Data extracted from a collection
-- Opening Marker --
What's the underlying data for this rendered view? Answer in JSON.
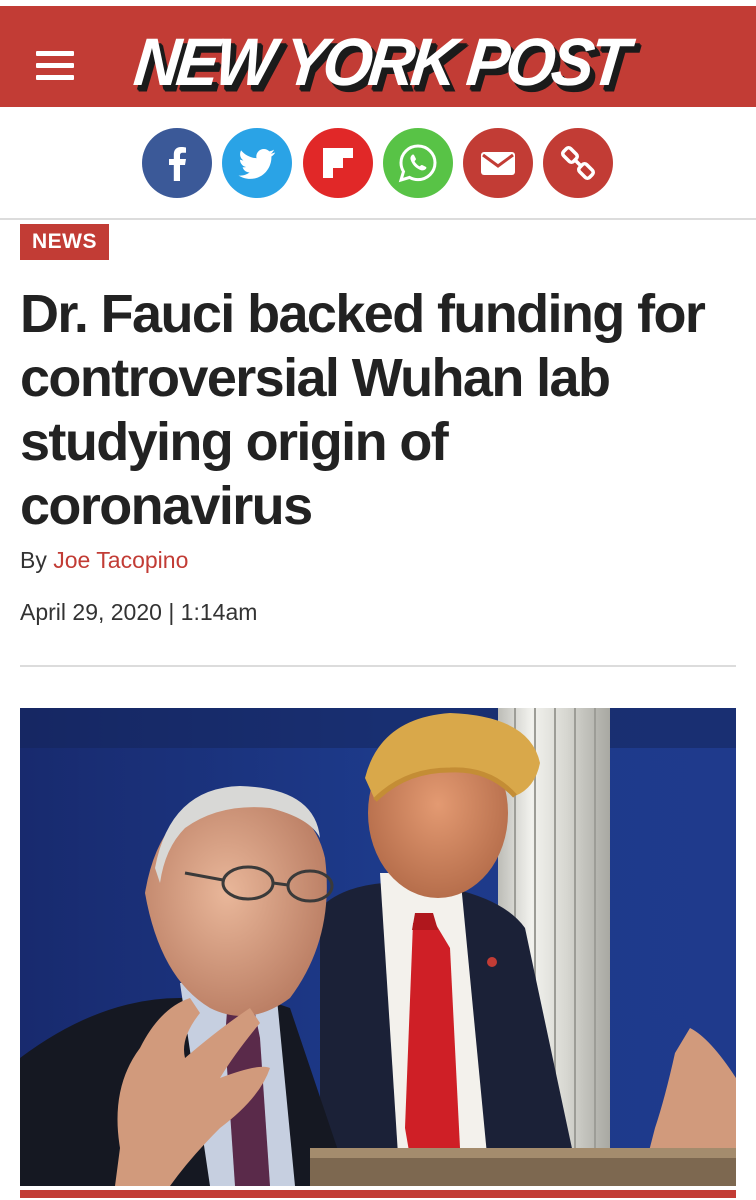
{
  "header": {
    "brand": "NEW YORK POST",
    "menu_icon": "hamburger-menu-icon",
    "brand_color": "#c23c35"
  },
  "share": [
    {
      "name": "facebook",
      "icon": "facebook-icon",
      "color": "#3b5998"
    },
    {
      "name": "twitter",
      "icon": "twitter-icon",
      "color": "#2aa3e6"
    },
    {
      "name": "flipboard",
      "icon": "flipboard-icon",
      "color": "#e12828"
    },
    {
      "name": "whatsapp",
      "icon": "whatsapp-icon",
      "color": "#58c346"
    },
    {
      "name": "email",
      "icon": "email-icon",
      "color": "#c23c35"
    },
    {
      "name": "copy-link",
      "icon": "link-icon",
      "color": "#c23c35"
    }
  ],
  "article": {
    "section": "NEWS",
    "headline": "Dr. Fauci backed funding for controversial Wuhan lab studying origin of coronavirus",
    "byline_prefix": "By ",
    "author": "Joe Tacopino",
    "date": "April 29, 2020 | 1:14am"
  }
}
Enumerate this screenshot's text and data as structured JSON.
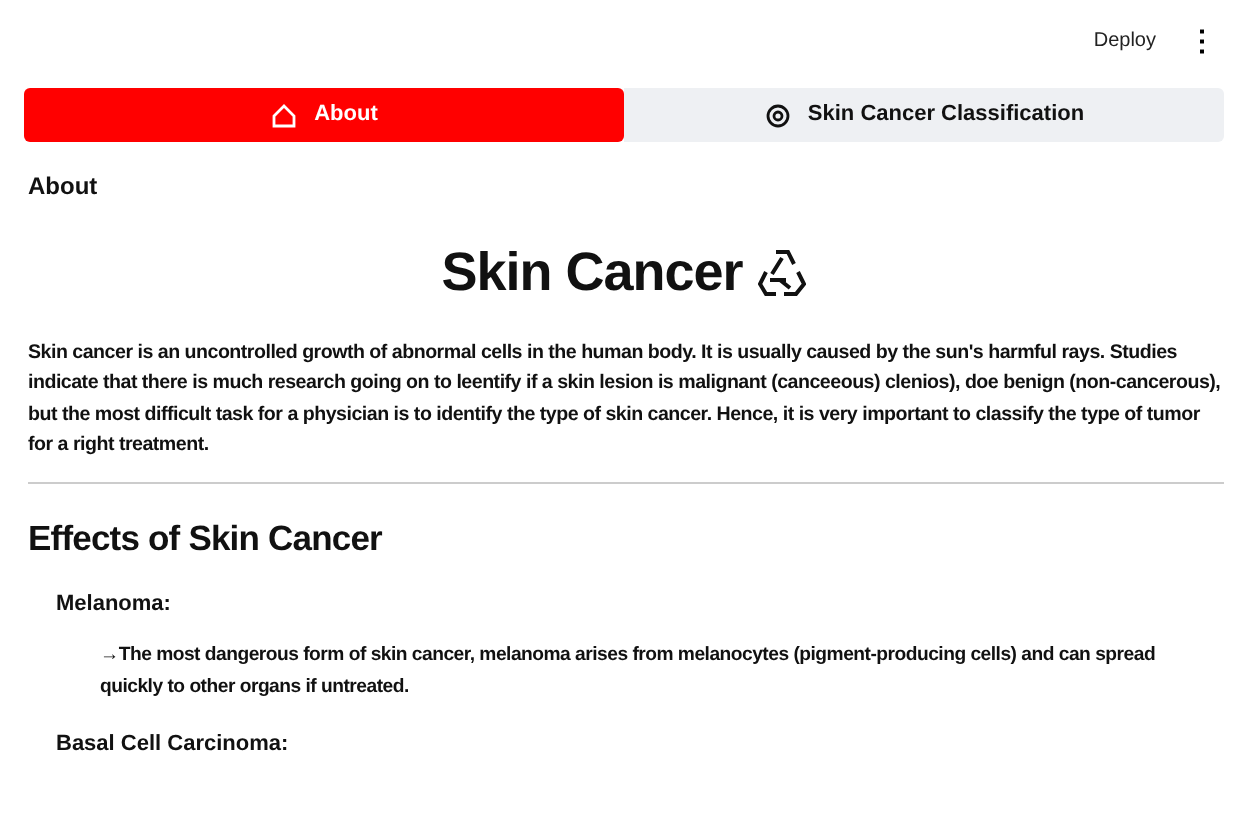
{
  "header": {
    "deploy": "Deploy",
    "menu": "⋮"
  },
  "tabs": [
    {
      "label": "About",
      "selected": true
    },
    {
      "label": "Skin Cancer Classification",
      "selected": false
    }
  ],
  "section_label": "About",
  "title": "Skin Cancer",
  "intro": "Skin cancer is an uncontrolled growth of abnormal cells in the human body. It is usually caused by the sun's harmful rays. Studies indicate that there is much research going on to leentify if a skin lesion is malignant (canceeous) clenios), doe benign (non-cancerous), but the most difficult task for a physician is to identify the type of skin cancer. Hence, it is very important to classify the type of tumor for a right treatment.",
  "effects_heading": "Effects of Skin Cancer",
  "effects": [
    {
      "name": "Melanoma:",
      "description": "→The most dangerous form of skin cancer, melanoma arises from melanocytes (pigment-producing cells) and can spread quickly to other organs if untreated."
    },
    {
      "name": "Basal Cell Carcinoma:"
    }
  ]
}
-- Closing Marker --
• **DESCRIPTION OF THE TASK**
Restate the records above in full and word for word, but do not carry over any pictures.

• **RESULT BELOW**
What's the underlying data for this rendered view? Answer in JSON.
{
  "header": {
    "brand": "NEW YORK POST",
    "menu_icon": "hamburger-menu-icon",
    "brand_color": "#c23c35"
  },
  "share": [
    {
      "name": "facebook",
      "icon": "facebook-icon",
      "color": "#3b5998"
    },
    {
      "name": "twitter",
      "icon": "twitter-icon",
      "color": "#2aa3e6"
    },
    {
      "name": "flipboard",
      "icon": "flipboard-icon",
      "color": "#e12828"
    },
    {
      "name": "whatsapp",
      "icon": "whatsapp-icon",
      "color": "#58c346"
    },
    {
      "name": "email",
      "icon": "email-icon",
      "color": "#c23c35"
    },
    {
      "name": "copy-link",
      "icon": "link-icon",
      "color": "#c23c35"
    }
  ],
  "article": {
    "section": "NEWS",
    "headline": "Dr. Fauci backed funding for controversial Wuhan lab studying origin of coronavirus",
    "byline_prefix": "By ",
    "author": "Joe Tacopino",
    "date": "April 29, 2020 | 1:14am"
  }
}
Enumerate this screenshot's text and data as structured JSON.
{
  "header": {
    "deploy": "Deploy",
    "menu": "⋮"
  },
  "tabs": [
    {
      "label": "About",
      "selected": true
    },
    {
      "label": "Skin Cancer Classification",
      "selected": false
    }
  ],
  "section_label": "About",
  "title": "Skin Cancer",
  "intro": "Skin cancer is an uncontrolled growth of abnormal cells in the human body. It is usually caused by the sun's harmful rays. Studies indicate that there is much research going on to leentify if a skin lesion is malignant (canceeous) clenios), doe benign (non-cancerous), but the most difficult task for a physician is to identify the type of skin cancer. Hence, it is very important to classify the type of tumor for a right treatment.",
  "effects_heading": "Effects of Skin Cancer",
  "effects": [
    {
      "name": "Melanoma:",
      "description": "→The most dangerous form of skin cancer, melanoma arises from melanocytes (pigment-producing cells) and can spread quickly to other organs if untreated."
    },
    {
      "name": "Basal Cell Carcinoma:"
    }
  ]
}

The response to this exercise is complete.